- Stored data
---
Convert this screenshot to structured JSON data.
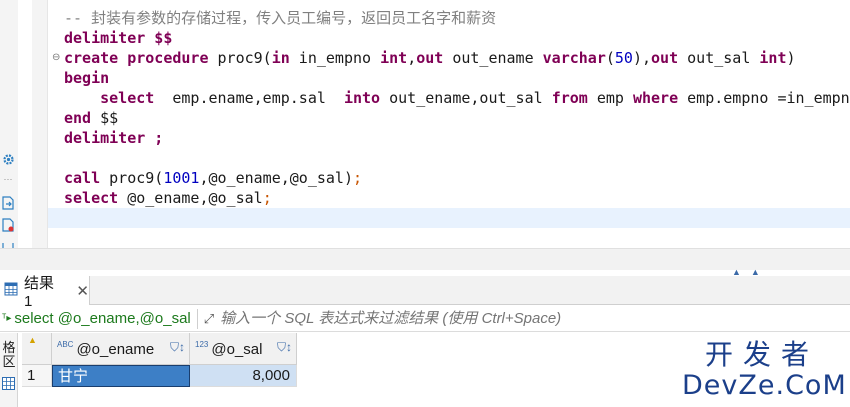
{
  "editor": {
    "lines": {
      "comment": "-- 封装有参数的存储过程，传入员工编号，返回员工名字和薪资",
      "l1_kw1": "delimiter",
      "l1_rest": " $$",
      "l2_kw_create": "create",
      "l2_kw_procedure": " procedure",
      "l2_name": " proc9(",
      "l2_kw_in": "in",
      "l2_p1": " in_empno ",
      "l2_kw_int1": "int",
      "l2_comma1": ",",
      "l2_kw_out1": "out",
      "l2_p2": " out_ename ",
      "l2_kw_varchar": "varchar",
      "l2_paren_open": "(",
      "l2_num50": "50",
      "l2_paren_close": "),",
      "l2_kw_out2": "out",
      "l2_p3": " out_sal ",
      "l2_kw_int2": "int",
      "l2_end": ")",
      "l3_kw_begin": "begin",
      "l4_indent": "    ",
      "l4_kw_select": "select",
      "l4_cols": "  emp.ename,emp.sal  ",
      "l4_kw_into": "into",
      "l4_vars": " out_ename,out_sal ",
      "l4_kw_from": "from",
      "l4_tbl": " emp ",
      "l4_kw_where": "where",
      "l4_cond": " emp.empno =in_empno",
      "l5_kw_end": "end",
      "l5_rest": " $$",
      "l6_kw_delimiter": "delimiter",
      "l6_rest": " ;",
      "l8_kw_call": "call",
      "l8_a": " proc9(",
      "l8_num": "1001",
      "l8_b": ",@o_ename,@o_sal)",
      "l8_semi": ";",
      "l9_kw_select": "select",
      "l9_a": " @o_ename,@o_sal",
      "l9_semi": ";"
    }
  },
  "results_tab": {
    "label": "结果 1",
    "close_glyph": "✕"
  },
  "filter": {
    "query_text": "select @o_ename,@o_sal",
    "placeholder": "输入一个 SQL 表达式来过滤结果 (使用 Ctrl+Space)"
  },
  "grid": {
    "side_label": "格\n区",
    "columns": [
      {
        "type_badge": "ABC",
        "name": "@o_ename"
      },
      {
        "type_badge": "123",
        "name": "@o_sal"
      }
    ],
    "rows": [
      {
        "row_num": "1",
        "o_ename": "甘宁",
        "o_sal": "8,000"
      }
    ]
  },
  "watermark": {
    "cn": "开发者",
    "en": "DevZe.CoM"
  },
  "colors": {
    "keyword": "#7f0055",
    "number": "#0000c0",
    "comment": "#808080",
    "selected_cell": "#3d7fc6",
    "watermark": "#1b3f8a"
  }
}
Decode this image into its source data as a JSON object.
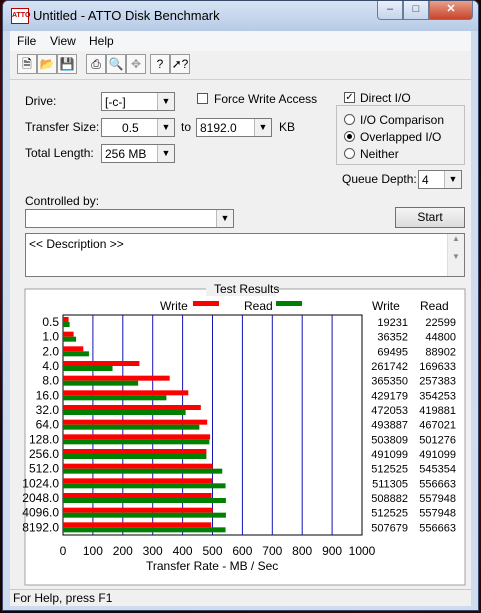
{
  "window": {
    "title": "Untitled - ATTO Disk Benchmark",
    "min": "–",
    "max": "□",
    "close": "✕"
  },
  "menu": [
    "File",
    "View",
    "Help"
  ],
  "toolbar": [
    "new-icon",
    "open-icon",
    "save-icon",
    "print-icon",
    "print-preview-icon",
    "move-icon",
    "help-icon",
    "context-help-icon"
  ],
  "form": {
    "drive_label": "Drive:",
    "drive_value": "[-c-]",
    "force_write_label": "Force Write Access",
    "transfer_label": "Transfer Size:",
    "transfer_from": "0.5",
    "to_label": "to",
    "transfer_to": "8192.0",
    "kb_label": "KB",
    "length_label": "Total Length:",
    "length_value": "256 MB",
    "direct_io_label": "Direct I/O",
    "io_comparison": "I/O Comparison",
    "overlapped_io": "Overlapped I/O",
    "neither": "Neither",
    "queue_depth_label": "Queue Depth:",
    "queue_depth_value": "4",
    "controlled_by_label": "Controlled by:",
    "start_label": "Start",
    "description": "<< Description >>"
  },
  "results": {
    "title": "Test Results",
    "write_legend": "Write",
    "read_legend": "Read",
    "write_col": "Write",
    "read_col": "Read",
    "write_color": "#ff0000",
    "read_color": "#008000",
    "xlabel": "Transfer Rate - MB / Sec"
  },
  "chart_data": {
    "type": "bar",
    "orientation": "horizontal",
    "categories": [
      "0.5",
      "1.0",
      "2.0",
      "4.0",
      "8.0",
      "16.0",
      "32.0",
      "64.0",
      "128.0",
      "256.0",
      "512.0",
      "1024.0",
      "2048.0",
      "4096.0",
      "8192.0"
    ],
    "series": [
      {
        "name": "Write",
        "values": [
          19231,
          36352,
          69495,
          261742,
          365350,
          429179,
          472053,
          493887,
          503809,
          491099,
          512525,
          511305,
          508882,
          512525,
          507679
        ]
      },
      {
        "name": "Read",
        "values": [
          22599,
          44800,
          88902,
          169633,
          257383,
          354253,
          419881,
          467021,
          501276,
          491099,
          545354,
          556663,
          557948,
          557948,
          556663
        ]
      }
    ],
    "xlabel": "Transfer Rate - MB / Sec",
    "xlim": [
      0,
      1000
    ],
    "xticks": [
      "0",
      "100",
      "200",
      "300",
      "400",
      "500",
      "600",
      "700",
      "800",
      "900",
      "1000"
    ]
  },
  "status": "For Help, press F1"
}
---
- Exercise details
Gather up the lines that contain the word "into".

- Reply to the task
      "l4_kw_into": "into",
Decode this image into its source data as a JSON object.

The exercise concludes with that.